** start DATASET EXTRACT **

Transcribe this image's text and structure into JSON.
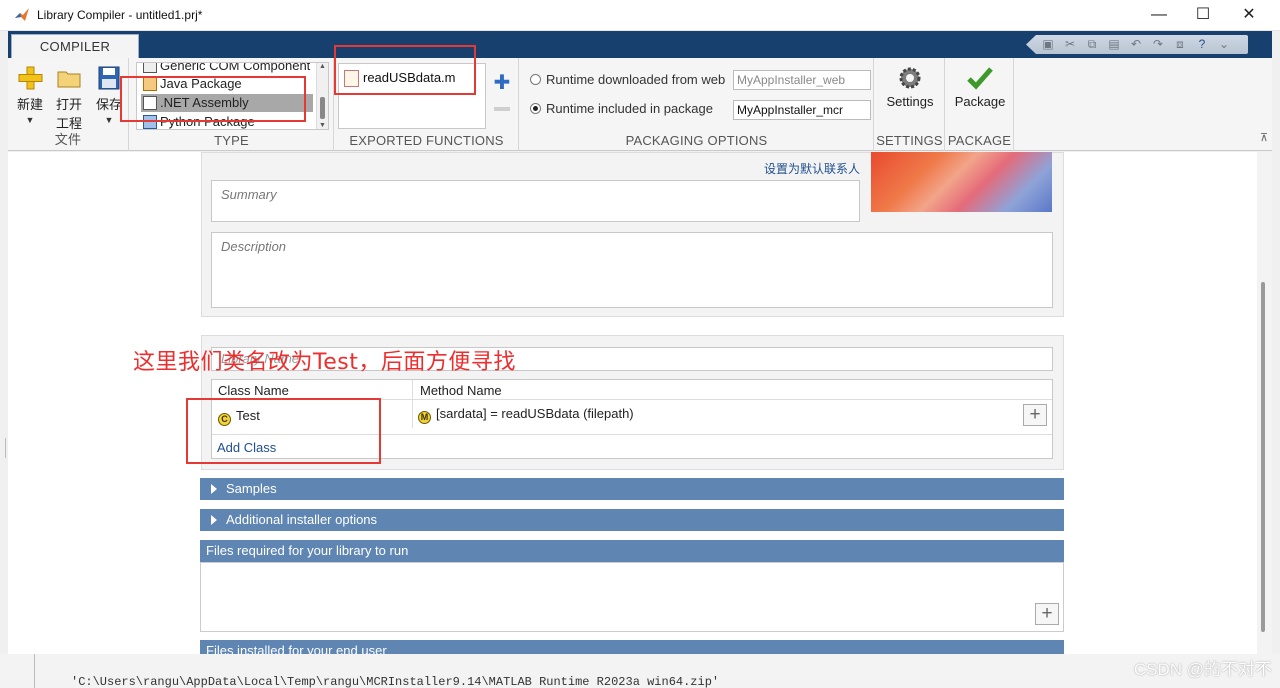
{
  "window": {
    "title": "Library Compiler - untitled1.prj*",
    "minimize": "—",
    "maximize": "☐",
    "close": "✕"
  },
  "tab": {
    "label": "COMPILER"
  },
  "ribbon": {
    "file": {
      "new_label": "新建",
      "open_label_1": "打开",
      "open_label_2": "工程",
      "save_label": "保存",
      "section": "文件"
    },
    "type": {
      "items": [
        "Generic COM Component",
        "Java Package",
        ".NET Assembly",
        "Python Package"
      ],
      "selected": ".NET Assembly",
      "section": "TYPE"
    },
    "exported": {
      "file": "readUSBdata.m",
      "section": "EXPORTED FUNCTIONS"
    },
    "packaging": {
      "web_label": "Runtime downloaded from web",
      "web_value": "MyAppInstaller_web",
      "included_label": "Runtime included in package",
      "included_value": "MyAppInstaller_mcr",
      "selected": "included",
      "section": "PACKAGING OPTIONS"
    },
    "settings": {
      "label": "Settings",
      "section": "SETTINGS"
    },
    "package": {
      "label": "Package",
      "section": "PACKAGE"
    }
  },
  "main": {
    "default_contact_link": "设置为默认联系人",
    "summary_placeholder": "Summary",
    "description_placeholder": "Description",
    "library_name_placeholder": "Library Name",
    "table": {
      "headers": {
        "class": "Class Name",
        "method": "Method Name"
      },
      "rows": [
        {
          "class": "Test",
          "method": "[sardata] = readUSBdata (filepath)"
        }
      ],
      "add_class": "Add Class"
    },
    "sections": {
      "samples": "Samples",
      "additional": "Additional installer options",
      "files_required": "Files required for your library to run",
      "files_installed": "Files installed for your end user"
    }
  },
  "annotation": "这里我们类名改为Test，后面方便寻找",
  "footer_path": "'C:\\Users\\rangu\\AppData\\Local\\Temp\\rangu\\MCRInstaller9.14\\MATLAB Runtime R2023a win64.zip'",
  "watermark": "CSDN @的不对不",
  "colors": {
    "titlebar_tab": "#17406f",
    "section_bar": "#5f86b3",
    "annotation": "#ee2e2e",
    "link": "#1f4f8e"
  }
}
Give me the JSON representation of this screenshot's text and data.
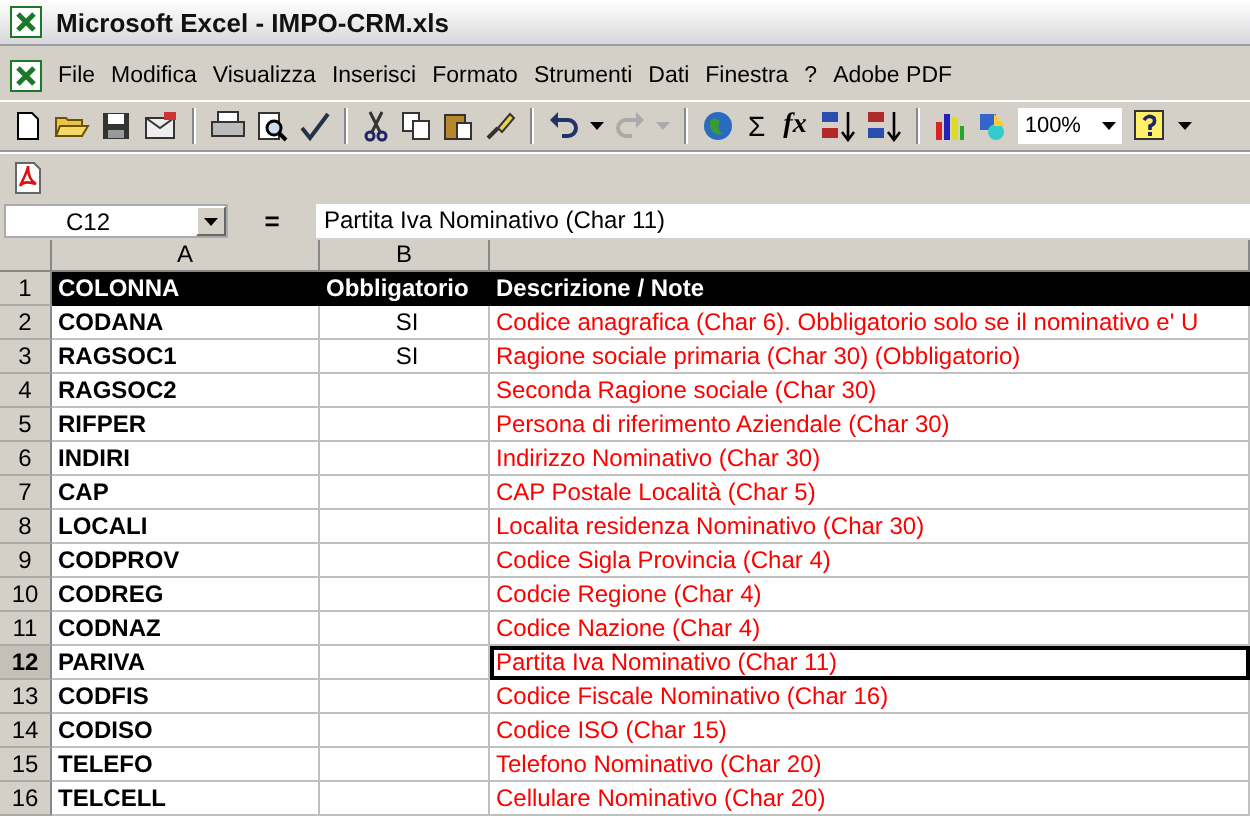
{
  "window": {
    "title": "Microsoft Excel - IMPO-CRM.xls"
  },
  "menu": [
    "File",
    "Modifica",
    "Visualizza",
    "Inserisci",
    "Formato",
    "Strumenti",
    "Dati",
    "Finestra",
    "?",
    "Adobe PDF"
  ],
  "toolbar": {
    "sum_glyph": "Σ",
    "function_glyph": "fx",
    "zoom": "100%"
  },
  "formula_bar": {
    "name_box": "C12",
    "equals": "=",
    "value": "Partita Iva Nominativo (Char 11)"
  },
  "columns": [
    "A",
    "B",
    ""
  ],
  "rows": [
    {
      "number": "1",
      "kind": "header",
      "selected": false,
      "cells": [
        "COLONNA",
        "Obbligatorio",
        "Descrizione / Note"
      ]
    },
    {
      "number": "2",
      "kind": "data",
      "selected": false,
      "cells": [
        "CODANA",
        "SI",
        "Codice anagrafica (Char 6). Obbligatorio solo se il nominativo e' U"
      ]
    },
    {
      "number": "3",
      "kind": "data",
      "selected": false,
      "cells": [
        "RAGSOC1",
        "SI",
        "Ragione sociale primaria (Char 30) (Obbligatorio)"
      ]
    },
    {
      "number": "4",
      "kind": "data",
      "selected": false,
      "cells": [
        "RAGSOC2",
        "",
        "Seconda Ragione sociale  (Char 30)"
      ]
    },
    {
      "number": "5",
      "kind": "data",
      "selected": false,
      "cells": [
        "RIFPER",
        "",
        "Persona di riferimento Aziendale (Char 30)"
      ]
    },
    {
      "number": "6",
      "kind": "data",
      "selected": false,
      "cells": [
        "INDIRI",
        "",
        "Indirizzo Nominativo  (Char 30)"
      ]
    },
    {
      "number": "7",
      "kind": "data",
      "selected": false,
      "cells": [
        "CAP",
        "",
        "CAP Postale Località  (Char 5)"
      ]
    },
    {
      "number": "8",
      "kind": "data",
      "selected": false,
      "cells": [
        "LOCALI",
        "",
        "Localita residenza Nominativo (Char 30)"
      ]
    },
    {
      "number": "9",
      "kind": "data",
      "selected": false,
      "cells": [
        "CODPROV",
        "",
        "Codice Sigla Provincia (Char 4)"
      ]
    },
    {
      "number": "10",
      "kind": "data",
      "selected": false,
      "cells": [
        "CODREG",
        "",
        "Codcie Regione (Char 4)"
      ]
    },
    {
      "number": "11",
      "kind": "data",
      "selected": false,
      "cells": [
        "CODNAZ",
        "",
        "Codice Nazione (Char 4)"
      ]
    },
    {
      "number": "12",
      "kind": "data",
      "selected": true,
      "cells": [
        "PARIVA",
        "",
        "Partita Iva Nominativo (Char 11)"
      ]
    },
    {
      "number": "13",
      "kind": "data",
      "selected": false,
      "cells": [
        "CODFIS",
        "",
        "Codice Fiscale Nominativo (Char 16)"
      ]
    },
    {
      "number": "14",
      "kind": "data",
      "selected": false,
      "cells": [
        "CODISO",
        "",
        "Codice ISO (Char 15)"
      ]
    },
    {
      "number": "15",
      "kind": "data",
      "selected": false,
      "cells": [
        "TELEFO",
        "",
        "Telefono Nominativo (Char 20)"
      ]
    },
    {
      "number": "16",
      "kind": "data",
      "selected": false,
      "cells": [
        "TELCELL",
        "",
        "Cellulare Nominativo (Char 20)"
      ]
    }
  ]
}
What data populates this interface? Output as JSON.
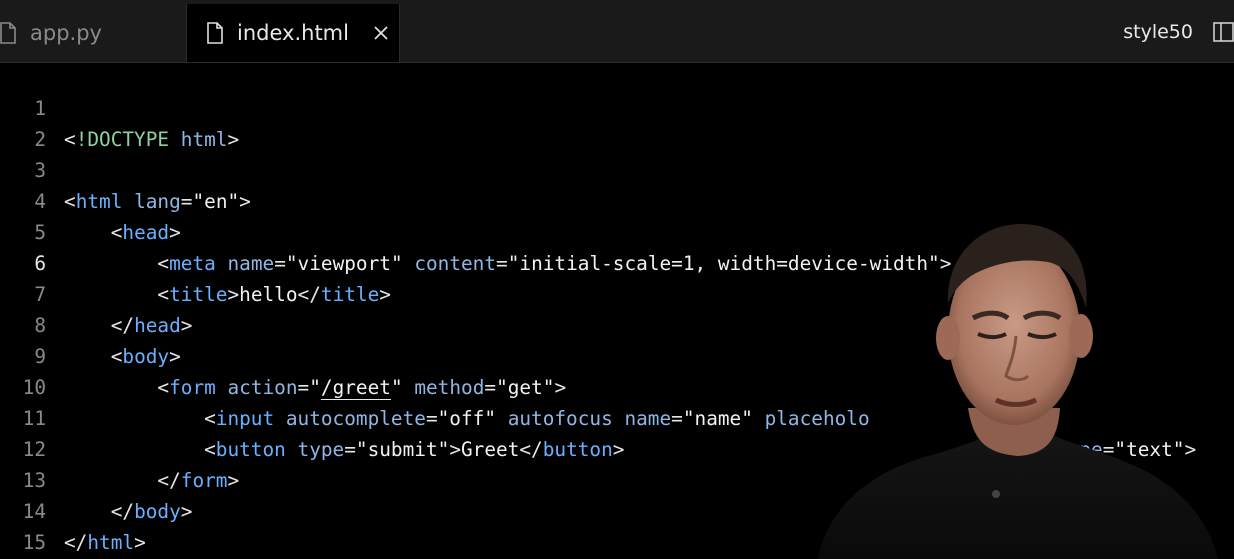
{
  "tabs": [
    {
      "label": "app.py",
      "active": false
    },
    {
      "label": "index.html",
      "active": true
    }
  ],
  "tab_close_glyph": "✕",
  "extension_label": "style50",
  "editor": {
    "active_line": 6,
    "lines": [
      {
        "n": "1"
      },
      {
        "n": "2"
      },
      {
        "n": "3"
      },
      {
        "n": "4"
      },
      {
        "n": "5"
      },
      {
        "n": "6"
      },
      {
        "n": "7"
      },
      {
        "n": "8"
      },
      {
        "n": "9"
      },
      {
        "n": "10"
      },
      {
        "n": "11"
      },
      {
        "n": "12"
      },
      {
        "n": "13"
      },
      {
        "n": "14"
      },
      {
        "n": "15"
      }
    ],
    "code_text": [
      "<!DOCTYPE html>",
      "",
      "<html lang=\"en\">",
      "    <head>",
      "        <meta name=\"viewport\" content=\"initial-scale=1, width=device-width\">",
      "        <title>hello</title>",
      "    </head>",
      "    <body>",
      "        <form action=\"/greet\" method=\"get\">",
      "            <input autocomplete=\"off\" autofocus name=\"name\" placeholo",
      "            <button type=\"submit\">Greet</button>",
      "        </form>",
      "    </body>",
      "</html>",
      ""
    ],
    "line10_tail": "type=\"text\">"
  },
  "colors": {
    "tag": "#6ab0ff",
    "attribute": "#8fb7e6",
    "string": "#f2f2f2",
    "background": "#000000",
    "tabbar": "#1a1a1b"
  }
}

** end DATASET EXTRACT **

SHORT TASK:
Repeat the records above exactly, omitting every picture.

SOLUTION TO THIS PROBLEM:
Transcribe this image's text and structure into JSON.
{
  "window": {
    "title": "Library Compiler - untitled1.prj*",
    "minimize": "—",
    "maximize": "☐",
    "close": "✕"
  },
  "tab": {
    "label": "COMPILER"
  },
  "ribbon": {
    "file": {
      "new_label": "新建",
      "open_label_1": "打开",
      "open_label_2": "工程",
      "save_label": "保存",
      "section": "文件"
    },
    "type": {
      "items": [
        "Generic COM Component",
        "Java Package",
        ".NET Assembly",
        "Python Package"
      ],
      "selected": ".NET Assembly",
      "section": "TYPE"
    },
    "exported": {
      "file": "readUSBdata.m",
      "section": "EXPORTED FUNCTIONS"
    },
    "packaging": {
      "web_label": "Runtime downloaded from web",
      "web_value": "MyAppInstaller_web",
      "included_label": "Runtime included in package",
      "included_value": "MyAppInstaller_mcr",
      "selected": "included",
      "section": "PACKAGING OPTIONS"
    },
    "settings": {
      "label": "Settings",
      "section": "SETTINGS"
    },
    "package": {
      "label": "Package",
      "section": "PACKAGE"
    }
  },
  "main": {
    "default_contact_link": "设置为默认联系人",
    "summary_placeholder": "Summary",
    "description_placeholder": "Description",
    "library_name_placeholder": "Library Name",
    "table": {
      "headers": {
        "class": "Class Name",
        "method": "Method Name"
      },
      "rows": [
        {
          "class": "Test",
          "method": "[sardata] = readUSBdata (filepath)"
        }
      ],
      "add_class": "Add Class"
    },
    "sections": {
      "samples": "Samples",
      "additional": "Additional installer options",
      "files_required": "Files required for your library to run",
      "files_installed": "Files installed for your end user"
    }
  },
  "annotation": "这里我们类名改为Test，后面方便寻找",
  "footer_path": "'C:\\Users\\rangu\\AppData\\Local\\Temp\\rangu\\MCRInstaller9.14\\MATLAB Runtime R2023a win64.zip'",
  "watermark": "CSDN @的不对不",
  "colors": {
    "titlebar_tab": "#17406f",
    "section_bar": "#5f86b3",
    "annotation": "#ee2e2e",
    "link": "#1f4f8e"
  }
}
Give me the JSON representation of this screenshot's text and data.
{
  "window": {
    "title": "Microsoft Excel - IMPO-CRM.xls"
  },
  "menu": [
    "File",
    "Modifica",
    "Visualizza",
    "Inserisci",
    "Formato",
    "Strumenti",
    "Dati",
    "Finestra",
    "?",
    "Adobe PDF"
  ],
  "toolbar": {
    "sum_glyph": "Σ",
    "function_glyph": "fx",
    "zoom": "100%"
  },
  "formula_bar": {
    "name_box": "C12",
    "equals": "=",
    "value": "Partita Iva Nominativo (Char 11)"
  },
  "columns": [
    "A",
    "B",
    ""
  ],
  "rows": [
    {
      "number": "1",
      "kind": "header",
      "selected": false,
      "cells": [
        "COLONNA",
        "Obbligatorio",
        "Descrizione / Note"
      ]
    },
    {
      "number": "2",
      "kind": "data",
      "selected": false,
      "cells": [
        "CODANA",
        "SI",
        "Codice anagrafica (Char 6). Obbligatorio solo se il nominativo e' U"
      ]
    },
    {
      "number": "3",
      "kind": "data",
      "selected": false,
      "cells": [
        "RAGSOC1",
        "SI",
        "Ragione sociale primaria (Char 30) (Obbligatorio)"
      ]
    },
    {
      "number": "4",
      "kind": "data",
      "selected": false,
      "cells": [
        "RAGSOC2",
        "",
        "Seconda Ragione sociale  (Char 30)"
      ]
    },
    {
      "number": "5",
      "kind": "data",
      "selected": false,
      "cells": [
        "RIFPER",
        "",
        "Persona di riferimento Aziendale (Char 30)"
      ]
    },
    {
      "number": "6",
      "kind": "data",
      "selected": false,
      "cells": [
        "INDIRI",
        "",
        "Indirizzo Nominativo  (Char 30)"
      ]
    },
    {
      "number": "7",
      "kind": "data",
      "selected": false,
      "cells": [
        "CAP",
        "",
        "CAP Postale Località  (Char 5)"
      ]
    },
    {
      "number": "8",
      "kind": "data",
      "selected": false,
      "cells": [
        "LOCALI",
        "",
        "Localita residenza Nominativo (Char 30)"
      ]
    },
    {
      "number": "9",
      "kind": "data",
      "selected": false,
      "cells": [
        "CODPROV",
        "",
        "Codice Sigla Provincia (Char 4)"
      ]
    },
    {
      "number": "10",
      "kind": "data",
      "selected": false,
      "cells": [
        "CODREG",
        "",
        "Codcie Regione (Char 4)"
      ]
    },
    {
      "number": "11",
      "kind": "data",
      "selected": false,
      "cells": [
        "CODNAZ",
        "",
        "Codice Nazione (Char 4)"
      ]
    },
    {
      "number": "12",
      "kind": "data",
      "selected": true,
      "cells": [
        "PARIVA",
        "",
        "Partita Iva Nominativo (Char 11)"
      ]
    },
    {
      "number": "13",
      "kind": "data",
      "selected": false,
      "cells": [
        "CODFIS",
        "",
        "Codice Fiscale Nominativo (Char 16)"
      ]
    },
    {
      "number": "14",
      "kind": "data",
      "selected": false,
      "cells": [
        "CODISO",
        "",
        "Codice ISO (Char 15)"
      ]
    },
    {
      "number": "15",
      "kind": "data",
      "selected": false,
      "cells": [
        "TELEFO",
        "",
        "Telefono Nominativo (Char 20)"
      ]
    },
    {
      "number": "16",
      "kind": "data",
      "selected": false,
      "cells": [
        "TELCELL",
        "",
        "Cellulare Nominativo (Char 20)"
      ]
    }
  ]
}
What data populates this interface? Output as JSON.
{
  "tabs": [
    {
      "label": "app.py",
      "active": false
    },
    {
      "label": "index.html",
      "active": true
    }
  ],
  "tab_close_glyph": "✕",
  "extension_label": "style50",
  "editor": {
    "active_line": 6,
    "lines": [
      {
        "n": "1"
      },
      {
        "n": "2"
      },
      {
        "n": "3"
      },
      {
        "n": "4"
      },
      {
        "n": "5"
      },
      {
        "n": "6"
      },
      {
        "n": "7"
      },
      {
        "n": "8"
      },
      {
        "n": "9"
      },
      {
        "n": "10"
      },
      {
        "n": "11"
      },
      {
        "n": "12"
      },
      {
        "n": "13"
      },
      {
        "n": "14"
      },
      {
        "n": "15"
      }
    ],
    "code_text": [
      "<!DOCTYPE html>",
      "",
      "<html lang=\"en\">",
      "    <head>",
      "        <meta name=\"viewport\" content=\"initial-scale=1, width=device-width\">",
      "        <title>hello</title>",
      "    </head>",
      "    <body>",
      "        <form action=\"/greet\" method=\"get\">",
      "            <input autocomplete=\"off\" autofocus name=\"name\" placeholo",
      "            <button type=\"submit\">Greet</button>",
      "        </form>",
      "    </body>",
      "</html>",
      ""
    ],
    "line10_tail": "type=\"text\">"
  },
  "colors": {
    "tag": "#6ab0ff",
    "attribute": "#8fb7e6",
    "string": "#f2f2f2",
    "background": "#000000",
    "tabbar": "#1a1a1b"
  }
}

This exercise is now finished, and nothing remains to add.